**Material:**
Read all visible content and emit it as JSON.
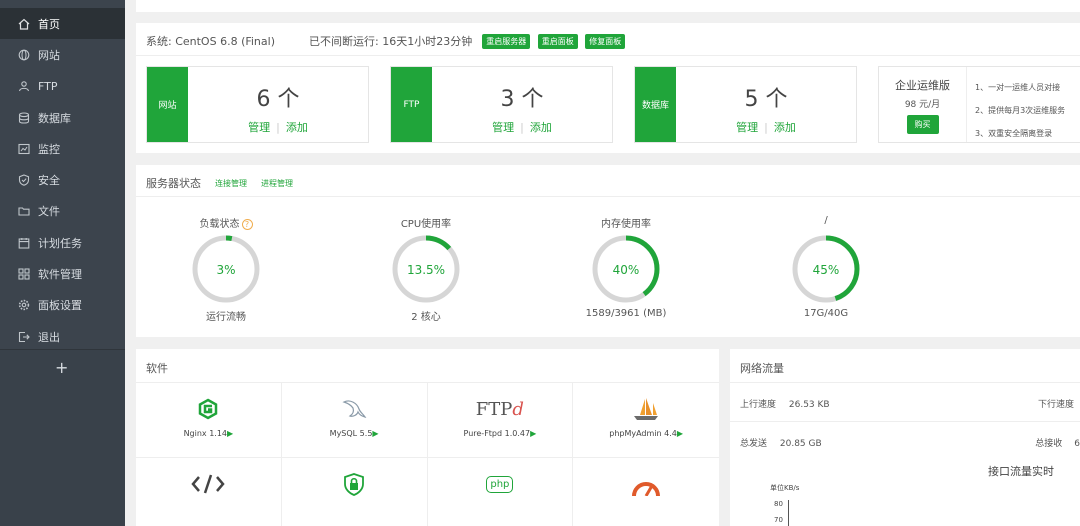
{
  "sidebar": {
    "items": [
      {
        "label": "首页",
        "icon": "home-icon",
        "active": true
      },
      {
        "label": "网站",
        "icon": "globe-icon"
      },
      {
        "label": "FTP",
        "icon": "user-icon"
      },
      {
        "label": "数据库",
        "icon": "database-icon"
      },
      {
        "label": "监控",
        "icon": "monitor-icon"
      },
      {
        "label": "安全",
        "icon": "shield-icon"
      },
      {
        "label": "文件",
        "icon": "folder-icon"
      },
      {
        "label": "计划任务",
        "icon": "calendar-icon"
      },
      {
        "label": "软件管理",
        "icon": "grid-icon"
      },
      {
        "label": "面板设置",
        "icon": "gear-icon"
      },
      {
        "label": "退出",
        "icon": "logout-icon"
      }
    ],
    "add": "+"
  },
  "system": {
    "os": "系统: CentOS 6.8 (Final)",
    "uptime": "已不间断运行: 16天1小时23分钟",
    "buttons": [
      "重启服务器",
      "重启面板",
      "修复面板"
    ]
  },
  "cards": [
    {
      "label": "网站",
      "count": "6 个",
      "manage": "管理",
      "add": "添加"
    },
    {
      "label": "FTP",
      "count": "3 个",
      "manage": "管理",
      "add": "添加"
    },
    {
      "label": "数据库",
      "count": "5 个",
      "manage": "管理",
      "add": "添加"
    }
  ],
  "vip": {
    "name": "企业运维版",
    "price": "98 元/月",
    "buy": "购买",
    "features": [
      "1、一对一运维人员对接",
      "2、提供每月3次运维服务",
      "3、双重安全隔离登录"
    ]
  },
  "status": {
    "title": "服务器状态",
    "links": [
      "连接管理",
      "进程管理"
    ],
    "gauges": [
      {
        "title": "负载状态",
        "help": "?",
        "value": "3%",
        "fraction": 0.03,
        "footer": "运行流畅"
      },
      {
        "title": "CPU使用率",
        "value": "13.5%",
        "fraction": 0.135,
        "footer": "2 核心"
      },
      {
        "title": "内存使用率",
        "value": "40%",
        "fraction": 0.4,
        "footer": "1589/3961 (MB)"
      },
      {
        "title": "/",
        "value": "45%",
        "fraction": 0.45,
        "footer": "17G/40G"
      }
    ]
  },
  "software": {
    "title": "软件",
    "items": [
      {
        "name": "Nginx 1.14",
        "arrow": "▶",
        "logo": "nginx-logo-icon"
      },
      {
        "name": "MySQL 5.5",
        "arrow": "▶",
        "logo": "mysql-dolphin-icon"
      },
      {
        "name": "Pure-Ftpd 1.0.47",
        "arrow": "▶",
        "logo_text": "FTP",
        "logo_suffix": "d"
      },
      {
        "name": "phpMyAdmin 4.4",
        "arrow": "▶",
        "logo": "sailboat-icon"
      }
    ],
    "row2_logos": [
      "code-icon",
      "lock-icon",
      "php-icon",
      "compass-icon"
    ],
    "row2_php": "php"
  },
  "network": {
    "title": "网络流量",
    "up_speed_label": "上行速度",
    "up_speed": "26.53 KB",
    "down_speed_label": "下行速度",
    "total_sent_label": "总发送",
    "total_sent": "20.85 GB",
    "total_recv_label": "总接收",
    "total_recv": "6",
    "chart_title": "接口流量实时",
    "unit": "单位KB/s",
    "ticks": [
      "80",
      "70"
    ]
  },
  "colors": {
    "accent": "#20a53a",
    "sidebar": "#3c444d",
    "warn": "#f0ad4e"
  }
}
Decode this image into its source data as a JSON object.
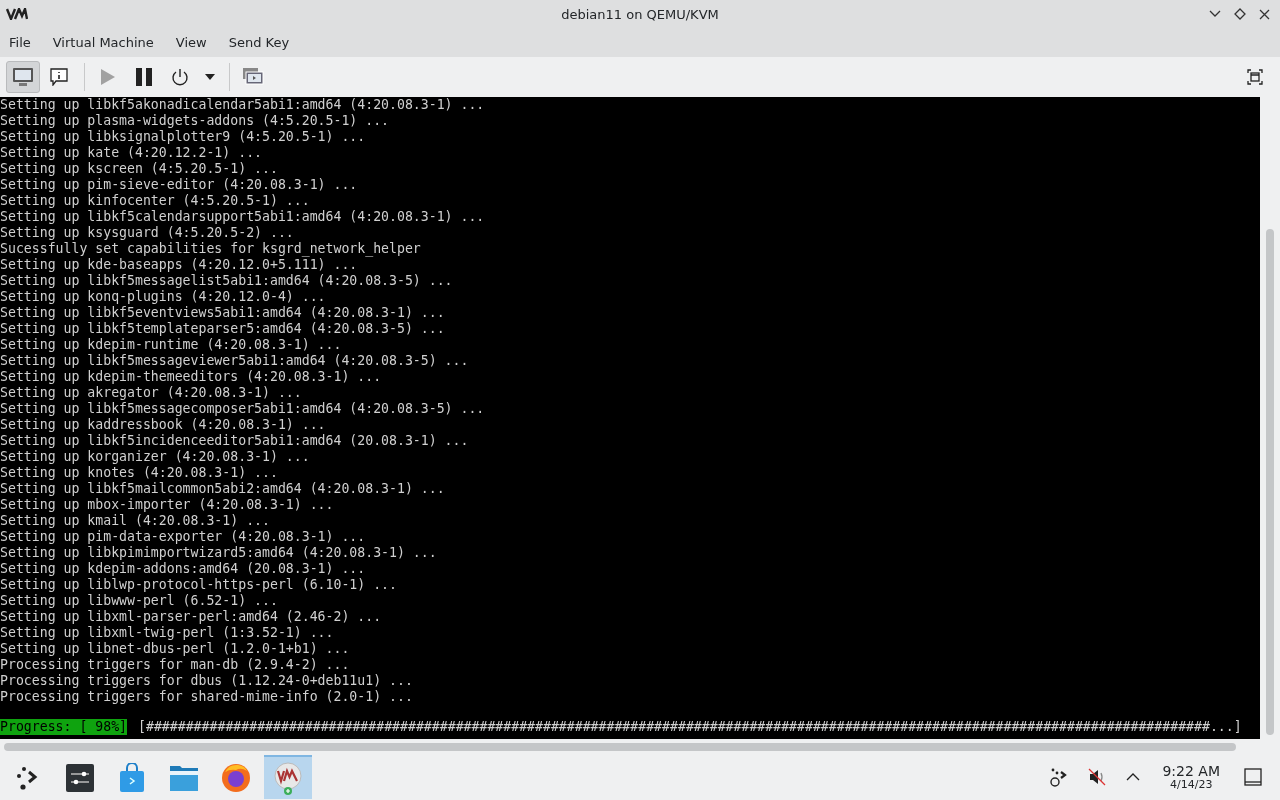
{
  "window": {
    "title": "debian11 on QEMU/KVM"
  },
  "menu": [
    "File",
    "Virtual Machine",
    "View",
    "Send Key"
  ],
  "toolbar": [
    {
      "kind": "console",
      "selected": true,
      "disabled": false
    },
    {
      "kind": "details",
      "selected": false,
      "disabled": false
    },
    {
      "kind": "run",
      "selected": false,
      "disabled": true
    },
    {
      "kind": "pause",
      "selected": false,
      "disabled": false
    },
    {
      "kind": "power",
      "selected": false,
      "disabled": false
    },
    {
      "kind": "dropdown",
      "selected": false,
      "disabled": false
    },
    {
      "kind": "snapshots",
      "selected": false,
      "disabled": false
    }
  ],
  "terminal": {
    "lines": [
      "Setting up libkf5akonadicalendar5abi1:amd64 (4:20.08.3-1) ...",
      "Setting up plasma-widgets-addons (4:5.20.5-1) ...",
      "Setting up libksignalplotter9 (4:5.20.5-1) ...",
      "Setting up kate (4:20.12.2-1) ...",
      "Setting up kscreen (4:5.20.5-1) ...",
      "Setting up pim-sieve-editor (4:20.08.3-1) ...",
      "Setting up kinfocenter (4:5.20.5-1) ...",
      "Setting up libkf5calendarsupport5abi1:amd64 (4:20.08.3-1) ...",
      "Setting up ksysguard (4:5.20.5-2) ...",
      "Sucessfully set capabilities for ksgrd_network_helper",
      "Setting up kde-baseapps (4:20.12.0+5.111) ...",
      "Setting up libkf5messagelist5abi1:amd64 (4:20.08.3-5) ...",
      "Setting up konq-plugins (4:20.12.0-4) ...",
      "Setting up libkf5eventviews5abi1:amd64 (4:20.08.3-1) ...",
      "Setting up libkf5templateparser5:amd64 (4:20.08.3-5) ...",
      "Setting up kdepim-runtime (4:20.08.3-1) ...",
      "Setting up libkf5messageviewer5abi1:amd64 (4:20.08.3-5) ...",
      "Setting up kdepim-themeeditors (4:20.08.3-1) ...",
      "Setting up akregator (4:20.08.3-1) ...",
      "Setting up libkf5messagecomposer5abi1:amd64 (4:20.08.3-5) ...",
      "Setting up kaddressbook (4:20.08.3-1) ...",
      "Setting up libkf5incidenceeditor5abi1:amd64 (20.08.3-1) ...",
      "Setting up korganizer (4:20.08.3-1) ...",
      "Setting up knotes (4:20.08.3-1) ...",
      "Setting up libkf5mailcommon5abi2:amd64 (4:20.08.3-1) ...",
      "Setting up mbox-importer (4:20.08.3-1) ...",
      "Setting up kmail (4:20.08.3-1) ...",
      "Setting up pim-data-exporter (4:20.08.3-1) ...",
      "Setting up libkpimimportwizard5:amd64 (4:20.08.3-1) ...",
      "Setting up kdepim-addons:amd64 (20.08.3-1) ...",
      "Setting up liblwp-protocol-https-perl (6.10-1) ...",
      "Setting up libwww-perl (6.52-1) ...",
      "Setting up libxml-parser-perl:amd64 (2.46-2) ...",
      "Setting up libxml-twig-perl (1:3.52-1) ...",
      "Setting up libnet-dbus-perl (1.2.0-1+b1) ...",
      "Processing triggers for man-db (2.9.4-2) ...",
      "Processing triggers for dbus (1.12.24-0+deb11u1) ...",
      "Processing triggers for shared-mime-info (2.0-1) ..."
    ],
    "progress_label": "Progress: [ 98%]",
    "progress_bar": "[######################################################################################################################################...]"
  },
  "taskbar": {
    "apps": [
      {
        "kind": "launcher",
        "selected": false
      },
      {
        "kind": "settings",
        "selected": false
      },
      {
        "kind": "store",
        "selected": false
      },
      {
        "kind": "files",
        "selected": false
      },
      {
        "kind": "browser",
        "selected": false
      },
      {
        "kind": "virt-manager",
        "selected": true
      }
    ],
    "time": "9:22 AM",
    "date": "4/14/23"
  }
}
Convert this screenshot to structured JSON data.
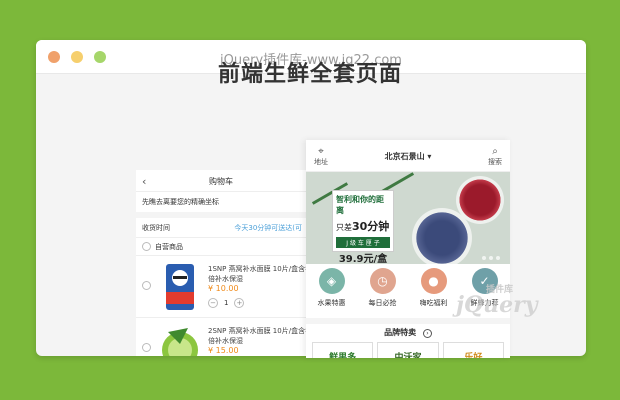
{
  "window": {
    "title": "jQuery插件库-www.jq22.com"
  },
  "headline": "前端生鲜全套页面",
  "cart": {
    "title": "购物车",
    "notice": "先瞧去离要您的精确坐标",
    "delivery_label": "收货时间",
    "delivery_value": "今天30分钟可送达(可",
    "store_label": "自营商品",
    "products": [
      {
        "name": "1SNP 燕窝补水面膜 10片/盒含华 双倍补水保湿",
        "price": "¥ 10.00",
        "qty": "1"
      },
      {
        "name": "2SNP 燕窝补水面膜 10片/盒含华 双倍补水保湿",
        "price": "¥ 15.00",
        "qty": "1"
      }
    ]
  },
  "home": {
    "location_label": "地址",
    "city": "北京石景山",
    "search_label": "搜索",
    "banner": {
      "line1": "智利和你的距离",
      "line2_prefix": "只差",
      "line2_bold": "30分钟",
      "line3": "J 级 车 厘 子",
      "price": "39.9元/盒"
    },
    "categories": [
      {
        "label": "水果特惠",
        "color": "#7bb5a8",
        "icon": "tag-icon"
      },
      {
        "label": "每日必抢",
        "color": "#e0a58f",
        "icon": "clock-icon"
      },
      {
        "label": "嗨吃福利",
        "color": "#e69a7c",
        "icon": "apple-icon"
      },
      {
        "label": "鲜蜂力荐",
        "color": "#6fa0a8",
        "icon": "thumb-icon"
      }
    ],
    "brand_title": "品牌特卖",
    "brands": [
      "鲜果多",
      "中沃家",
      "乐好"
    ]
  },
  "watermark": {
    "text": "jQuery",
    "small": "插件库"
  }
}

**Problem:** Show, from the listing above, each line that contains the word "libxml".

**Task response:**
      "Setting up libxml-parser-perl:amd64 (2.46-2) ...",
      "Setting up libxml-twig-perl (1:3.52-1) ...",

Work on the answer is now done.